[Chart and figure data]
******

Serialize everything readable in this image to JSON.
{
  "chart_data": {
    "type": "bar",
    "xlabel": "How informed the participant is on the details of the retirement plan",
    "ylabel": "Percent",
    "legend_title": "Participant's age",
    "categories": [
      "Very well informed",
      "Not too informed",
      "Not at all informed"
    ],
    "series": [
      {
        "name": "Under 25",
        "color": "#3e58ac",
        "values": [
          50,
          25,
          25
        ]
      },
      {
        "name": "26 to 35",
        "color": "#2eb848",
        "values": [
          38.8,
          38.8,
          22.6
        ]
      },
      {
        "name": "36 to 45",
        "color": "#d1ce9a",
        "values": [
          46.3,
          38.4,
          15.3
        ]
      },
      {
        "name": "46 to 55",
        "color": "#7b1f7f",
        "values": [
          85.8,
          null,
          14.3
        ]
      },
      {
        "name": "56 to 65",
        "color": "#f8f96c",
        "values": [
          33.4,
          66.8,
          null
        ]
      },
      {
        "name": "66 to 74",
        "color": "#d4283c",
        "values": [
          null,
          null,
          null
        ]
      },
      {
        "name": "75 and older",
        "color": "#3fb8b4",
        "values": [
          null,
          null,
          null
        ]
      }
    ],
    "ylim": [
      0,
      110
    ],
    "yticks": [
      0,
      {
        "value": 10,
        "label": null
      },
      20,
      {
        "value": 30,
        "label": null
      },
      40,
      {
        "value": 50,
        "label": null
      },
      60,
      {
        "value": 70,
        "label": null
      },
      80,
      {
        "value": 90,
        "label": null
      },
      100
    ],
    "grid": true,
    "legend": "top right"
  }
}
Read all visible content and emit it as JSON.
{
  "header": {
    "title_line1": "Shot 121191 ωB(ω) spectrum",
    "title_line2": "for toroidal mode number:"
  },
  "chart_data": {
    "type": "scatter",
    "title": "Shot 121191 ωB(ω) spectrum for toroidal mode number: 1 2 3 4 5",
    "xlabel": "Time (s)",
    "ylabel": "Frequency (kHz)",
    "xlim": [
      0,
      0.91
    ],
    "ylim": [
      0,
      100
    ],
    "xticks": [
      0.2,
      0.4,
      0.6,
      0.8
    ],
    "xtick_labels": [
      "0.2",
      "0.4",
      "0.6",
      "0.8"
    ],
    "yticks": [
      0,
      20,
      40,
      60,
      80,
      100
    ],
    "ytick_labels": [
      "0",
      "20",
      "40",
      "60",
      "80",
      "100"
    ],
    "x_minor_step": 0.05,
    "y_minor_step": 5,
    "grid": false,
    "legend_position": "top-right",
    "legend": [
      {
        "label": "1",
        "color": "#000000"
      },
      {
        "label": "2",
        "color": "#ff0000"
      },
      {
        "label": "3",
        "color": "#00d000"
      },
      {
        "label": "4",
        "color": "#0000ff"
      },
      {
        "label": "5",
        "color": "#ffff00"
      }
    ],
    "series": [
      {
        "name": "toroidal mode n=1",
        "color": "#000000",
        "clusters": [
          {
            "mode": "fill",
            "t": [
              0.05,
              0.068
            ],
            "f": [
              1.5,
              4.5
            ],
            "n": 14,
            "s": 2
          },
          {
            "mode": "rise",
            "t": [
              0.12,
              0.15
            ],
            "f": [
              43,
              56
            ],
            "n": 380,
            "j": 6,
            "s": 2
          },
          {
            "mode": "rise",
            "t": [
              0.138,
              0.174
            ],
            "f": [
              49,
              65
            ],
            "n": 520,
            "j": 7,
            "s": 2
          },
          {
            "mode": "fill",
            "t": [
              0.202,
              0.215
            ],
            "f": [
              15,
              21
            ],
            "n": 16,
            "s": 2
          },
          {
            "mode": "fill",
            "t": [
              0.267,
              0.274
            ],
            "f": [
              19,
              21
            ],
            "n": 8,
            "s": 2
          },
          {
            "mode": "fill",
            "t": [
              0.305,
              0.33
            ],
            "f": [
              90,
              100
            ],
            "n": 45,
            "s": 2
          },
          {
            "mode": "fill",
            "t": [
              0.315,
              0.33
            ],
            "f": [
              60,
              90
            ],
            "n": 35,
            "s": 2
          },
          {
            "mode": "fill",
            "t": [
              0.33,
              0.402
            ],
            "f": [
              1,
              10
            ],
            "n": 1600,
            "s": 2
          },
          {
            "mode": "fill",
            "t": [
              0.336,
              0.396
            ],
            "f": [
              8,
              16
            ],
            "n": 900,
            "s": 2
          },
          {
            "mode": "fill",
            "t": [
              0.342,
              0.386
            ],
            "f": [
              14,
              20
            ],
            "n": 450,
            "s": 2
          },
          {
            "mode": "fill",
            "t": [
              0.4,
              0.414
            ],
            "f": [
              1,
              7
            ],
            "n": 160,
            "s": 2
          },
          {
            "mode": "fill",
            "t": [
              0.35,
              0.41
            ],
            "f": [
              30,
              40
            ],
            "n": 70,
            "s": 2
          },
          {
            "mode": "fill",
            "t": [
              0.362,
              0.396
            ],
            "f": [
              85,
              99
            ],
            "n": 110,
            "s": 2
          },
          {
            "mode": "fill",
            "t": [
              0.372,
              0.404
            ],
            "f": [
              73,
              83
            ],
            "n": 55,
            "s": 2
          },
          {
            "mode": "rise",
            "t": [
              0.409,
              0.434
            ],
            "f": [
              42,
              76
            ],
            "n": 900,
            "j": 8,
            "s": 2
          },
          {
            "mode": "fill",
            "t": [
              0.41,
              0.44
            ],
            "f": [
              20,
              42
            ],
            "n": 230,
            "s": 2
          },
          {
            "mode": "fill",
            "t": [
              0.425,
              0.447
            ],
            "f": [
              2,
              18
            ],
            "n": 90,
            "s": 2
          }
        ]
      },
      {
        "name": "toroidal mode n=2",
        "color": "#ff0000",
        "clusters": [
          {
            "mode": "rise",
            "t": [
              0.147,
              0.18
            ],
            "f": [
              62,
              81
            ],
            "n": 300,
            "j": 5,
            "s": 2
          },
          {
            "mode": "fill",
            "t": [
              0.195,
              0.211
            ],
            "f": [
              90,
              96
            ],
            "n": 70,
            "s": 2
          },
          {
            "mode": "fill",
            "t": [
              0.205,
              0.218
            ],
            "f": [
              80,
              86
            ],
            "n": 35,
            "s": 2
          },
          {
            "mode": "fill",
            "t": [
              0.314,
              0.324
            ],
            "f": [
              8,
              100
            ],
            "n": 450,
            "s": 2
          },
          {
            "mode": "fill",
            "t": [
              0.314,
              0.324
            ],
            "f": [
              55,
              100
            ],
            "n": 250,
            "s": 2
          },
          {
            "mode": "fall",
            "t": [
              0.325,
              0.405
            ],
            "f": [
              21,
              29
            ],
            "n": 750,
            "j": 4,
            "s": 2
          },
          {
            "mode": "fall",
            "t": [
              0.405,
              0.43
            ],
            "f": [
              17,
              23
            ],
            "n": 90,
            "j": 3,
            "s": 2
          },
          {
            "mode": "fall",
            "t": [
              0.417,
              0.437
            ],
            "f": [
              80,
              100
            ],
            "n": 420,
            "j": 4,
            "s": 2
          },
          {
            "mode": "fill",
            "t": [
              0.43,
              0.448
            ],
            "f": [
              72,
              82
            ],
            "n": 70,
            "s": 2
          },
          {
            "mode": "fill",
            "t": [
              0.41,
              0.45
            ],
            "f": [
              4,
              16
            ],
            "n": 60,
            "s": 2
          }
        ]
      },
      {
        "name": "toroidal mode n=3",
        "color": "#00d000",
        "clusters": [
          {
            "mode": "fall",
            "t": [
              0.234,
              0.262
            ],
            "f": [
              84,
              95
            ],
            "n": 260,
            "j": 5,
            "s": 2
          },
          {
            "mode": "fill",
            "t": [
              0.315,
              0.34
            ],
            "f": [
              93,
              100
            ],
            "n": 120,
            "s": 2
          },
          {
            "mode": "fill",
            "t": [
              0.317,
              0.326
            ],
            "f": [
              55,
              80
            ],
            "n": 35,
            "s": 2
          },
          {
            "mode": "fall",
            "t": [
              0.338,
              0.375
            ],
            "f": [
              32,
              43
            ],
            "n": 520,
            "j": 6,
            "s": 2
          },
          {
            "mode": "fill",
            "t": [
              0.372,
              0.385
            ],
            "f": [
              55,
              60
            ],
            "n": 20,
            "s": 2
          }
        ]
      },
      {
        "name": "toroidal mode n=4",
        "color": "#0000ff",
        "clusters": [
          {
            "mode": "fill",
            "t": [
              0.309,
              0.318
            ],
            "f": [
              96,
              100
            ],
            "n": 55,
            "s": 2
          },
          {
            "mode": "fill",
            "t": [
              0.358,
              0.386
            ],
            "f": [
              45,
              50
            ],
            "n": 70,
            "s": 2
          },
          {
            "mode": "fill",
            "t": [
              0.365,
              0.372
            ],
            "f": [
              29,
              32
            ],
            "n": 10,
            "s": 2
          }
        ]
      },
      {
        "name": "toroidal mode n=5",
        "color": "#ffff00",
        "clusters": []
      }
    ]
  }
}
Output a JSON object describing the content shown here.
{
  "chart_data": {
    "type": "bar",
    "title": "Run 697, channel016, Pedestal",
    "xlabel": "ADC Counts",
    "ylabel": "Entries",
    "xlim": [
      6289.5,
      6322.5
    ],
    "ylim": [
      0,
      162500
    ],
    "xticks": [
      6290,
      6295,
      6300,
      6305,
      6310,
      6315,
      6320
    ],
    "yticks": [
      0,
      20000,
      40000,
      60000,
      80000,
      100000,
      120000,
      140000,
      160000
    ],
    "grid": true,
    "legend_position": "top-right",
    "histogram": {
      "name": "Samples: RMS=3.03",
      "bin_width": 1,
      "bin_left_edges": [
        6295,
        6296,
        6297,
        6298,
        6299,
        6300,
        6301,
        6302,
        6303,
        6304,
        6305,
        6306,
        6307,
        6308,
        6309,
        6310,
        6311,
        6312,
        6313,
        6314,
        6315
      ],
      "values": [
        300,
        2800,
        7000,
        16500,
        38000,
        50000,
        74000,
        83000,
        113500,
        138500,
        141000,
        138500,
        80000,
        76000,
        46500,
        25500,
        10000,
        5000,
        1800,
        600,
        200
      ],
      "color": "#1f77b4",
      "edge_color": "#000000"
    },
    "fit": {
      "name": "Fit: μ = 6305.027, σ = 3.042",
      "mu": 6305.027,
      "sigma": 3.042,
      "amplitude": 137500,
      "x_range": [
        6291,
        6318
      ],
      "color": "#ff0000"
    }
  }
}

******

## What is required
Copy each line of the preceding data that contains the string "spectrum".

## Reply to the task
    "title_line1": "Shot 121191 ωB(ω) spectrum",
    "title": "Shot 121191 ωB(ω) spectrum for toroidal mode number: 1 2 3 4 5",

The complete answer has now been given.